──────── RECORDED DATA

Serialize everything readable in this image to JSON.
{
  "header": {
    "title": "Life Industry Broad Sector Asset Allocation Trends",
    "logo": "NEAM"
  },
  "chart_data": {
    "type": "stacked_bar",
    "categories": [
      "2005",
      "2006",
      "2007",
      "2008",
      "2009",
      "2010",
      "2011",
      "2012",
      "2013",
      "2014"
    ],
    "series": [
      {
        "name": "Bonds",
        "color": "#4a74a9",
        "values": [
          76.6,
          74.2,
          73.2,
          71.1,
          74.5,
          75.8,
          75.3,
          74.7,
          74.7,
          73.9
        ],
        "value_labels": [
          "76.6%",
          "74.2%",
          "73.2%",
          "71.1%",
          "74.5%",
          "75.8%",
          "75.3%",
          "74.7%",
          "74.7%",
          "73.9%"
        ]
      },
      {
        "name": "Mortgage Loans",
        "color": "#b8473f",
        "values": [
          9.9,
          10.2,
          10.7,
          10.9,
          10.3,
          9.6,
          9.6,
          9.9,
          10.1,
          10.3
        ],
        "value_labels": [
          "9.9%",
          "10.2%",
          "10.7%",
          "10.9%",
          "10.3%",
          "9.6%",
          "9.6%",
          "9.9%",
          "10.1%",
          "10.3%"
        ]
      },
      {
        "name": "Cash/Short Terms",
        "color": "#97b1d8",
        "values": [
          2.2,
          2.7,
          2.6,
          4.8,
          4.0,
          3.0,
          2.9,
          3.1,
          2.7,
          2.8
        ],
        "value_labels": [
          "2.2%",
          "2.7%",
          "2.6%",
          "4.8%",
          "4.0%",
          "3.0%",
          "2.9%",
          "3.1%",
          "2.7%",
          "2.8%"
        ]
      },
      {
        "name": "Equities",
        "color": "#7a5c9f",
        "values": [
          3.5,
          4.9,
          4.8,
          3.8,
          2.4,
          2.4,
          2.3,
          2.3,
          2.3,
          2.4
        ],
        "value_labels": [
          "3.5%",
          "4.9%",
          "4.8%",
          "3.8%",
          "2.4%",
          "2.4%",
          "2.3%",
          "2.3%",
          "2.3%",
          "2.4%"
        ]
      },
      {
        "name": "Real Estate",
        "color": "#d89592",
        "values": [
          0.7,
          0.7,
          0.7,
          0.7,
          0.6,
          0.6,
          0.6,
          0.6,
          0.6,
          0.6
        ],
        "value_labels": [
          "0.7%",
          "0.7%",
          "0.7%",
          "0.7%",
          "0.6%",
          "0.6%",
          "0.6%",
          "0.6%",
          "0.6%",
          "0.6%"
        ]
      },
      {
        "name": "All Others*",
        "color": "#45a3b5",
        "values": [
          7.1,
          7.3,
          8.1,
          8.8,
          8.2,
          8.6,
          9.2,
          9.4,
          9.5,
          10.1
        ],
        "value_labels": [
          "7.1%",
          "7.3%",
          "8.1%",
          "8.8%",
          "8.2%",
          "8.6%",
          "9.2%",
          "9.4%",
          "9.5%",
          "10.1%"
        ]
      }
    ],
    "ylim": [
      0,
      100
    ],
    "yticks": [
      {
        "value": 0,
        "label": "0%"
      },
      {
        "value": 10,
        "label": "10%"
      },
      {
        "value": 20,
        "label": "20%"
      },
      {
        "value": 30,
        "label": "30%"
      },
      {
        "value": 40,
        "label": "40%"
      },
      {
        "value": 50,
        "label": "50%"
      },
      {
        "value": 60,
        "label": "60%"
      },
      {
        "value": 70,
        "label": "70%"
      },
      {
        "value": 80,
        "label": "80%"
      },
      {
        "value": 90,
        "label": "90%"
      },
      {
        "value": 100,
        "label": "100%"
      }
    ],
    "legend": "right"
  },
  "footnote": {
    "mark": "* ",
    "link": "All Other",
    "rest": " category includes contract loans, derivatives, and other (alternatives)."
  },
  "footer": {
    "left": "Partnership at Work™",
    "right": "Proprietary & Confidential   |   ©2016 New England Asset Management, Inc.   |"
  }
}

────────────────

- EXERCISE GOAL -
Please repeat all the records above exactly as they appear.

- ANSWER FOR THIS EXERCISE -
Serialize everything readable in this image to JSON.
{
  "header": {
    "title": "Life Industry Broad Sector Asset Allocation Trends",
    "logo": "NEAM"
  },
  "chart_data": {
    "type": "stacked_bar",
    "categories": [
      "2005",
      "2006",
      "2007",
      "2008",
      "2009",
      "2010",
      "2011",
      "2012",
      "2013",
      "2014"
    ],
    "series": [
      {
        "name": "Bonds",
        "color": "#4a74a9",
        "values": [
          76.6,
          74.2,
          73.2,
          71.1,
          74.5,
          75.8,
          75.3,
          74.7,
          74.7,
          73.9
        ],
        "value_labels": [
          "76.6%",
          "74.2%",
          "73.2%",
          "71.1%",
          "74.5%",
          "75.8%",
          "75.3%",
          "74.7%",
          "74.7%",
          "73.9%"
        ]
      },
      {
        "name": "Mortgage Loans",
        "color": "#b8473f",
        "values": [
          9.9,
          10.2,
          10.7,
          10.9,
          10.3,
          9.6,
          9.6,
          9.9,
          10.1,
          10.3
        ],
        "value_labels": [
          "9.9%",
          "10.2%",
          "10.7%",
          "10.9%",
          "10.3%",
          "9.6%",
          "9.6%",
          "9.9%",
          "10.1%",
          "10.3%"
        ]
      },
      {
        "name": "Cash/Short Terms",
        "color": "#97b1d8",
        "values": [
          2.2,
          2.7,
          2.6,
          4.8,
          4.0,
          3.0,
          2.9,
          3.1,
          2.7,
          2.8
        ],
        "value_labels": [
          "2.2%",
          "2.7%",
          "2.6%",
          "4.8%",
          "4.0%",
          "3.0%",
          "2.9%",
          "3.1%",
          "2.7%",
          "2.8%"
        ]
      },
      {
        "name": "Equities",
        "color": "#7a5c9f",
        "values": [
          3.5,
          4.9,
          4.8,
          3.8,
          2.4,
          2.4,
          2.3,
          2.3,
          2.3,
          2.4
        ],
        "value_labels": [
          "3.5%",
          "4.9%",
          "4.8%",
          "3.8%",
          "2.4%",
          "2.4%",
          "2.3%",
          "2.3%",
          "2.3%",
          "2.4%"
        ]
      },
      {
        "name": "Real Estate",
        "color": "#d89592",
        "values": [
          0.7,
          0.7,
          0.7,
          0.7,
          0.6,
          0.6,
          0.6,
          0.6,
          0.6,
          0.6
        ],
        "value_labels": [
          "0.7%",
          "0.7%",
          "0.7%",
          "0.7%",
          "0.6%",
          "0.6%",
          "0.6%",
          "0.6%",
          "0.6%",
          "0.6%"
        ]
      },
      {
        "name": "All Others*",
        "color": "#45a3b5",
        "values": [
          7.1,
          7.3,
          8.1,
          8.8,
          8.2,
          8.6,
          9.2,
          9.4,
          9.5,
          10.1
        ],
        "value_labels": [
          "7.1%",
          "7.3%",
          "8.1%",
          "8.8%",
          "8.2%",
          "8.6%",
          "9.2%",
          "9.4%",
          "9.5%",
          "10.1%"
        ]
      }
    ],
    "ylim": [
      0,
      100
    ],
    "yticks": [
      {
        "value": 0,
        "label": "0%"
      },
      {
        "value": 10,
        "label": "10%"
      },
      {
        "value": 20,
        "label": "20%"
      },
      {
        "value": 30,
        "label": "30%"
      },
      {
        "value": 40,
        "label": "40%"
      },
      {
        "value": 50,
        "label": "50%"
      },
      {
        "value": 60,
        "label": "60%"
      },
      {
        "value": 70,
        "label": "70%"
      },
      {
        "value": 80,
        "label": "80%"
      },
      {
        "value": 90,
        "label": "90%"
      },
      {
        "value": 100,
        "label": "100%"
      }
    ],
    "legend": "right"
  },
  "footnote": {
    "mark": "* ",
    "link": "All Other",
    "rest": " category includes contract loans, derivatives, and other (alternatives)."
  },
  "footer": {
    "left": "Partnership at Work™",
    "right": "Proprietary & Confidential   |   ©2016 New England Asset Management, Inc.   |"
  }
}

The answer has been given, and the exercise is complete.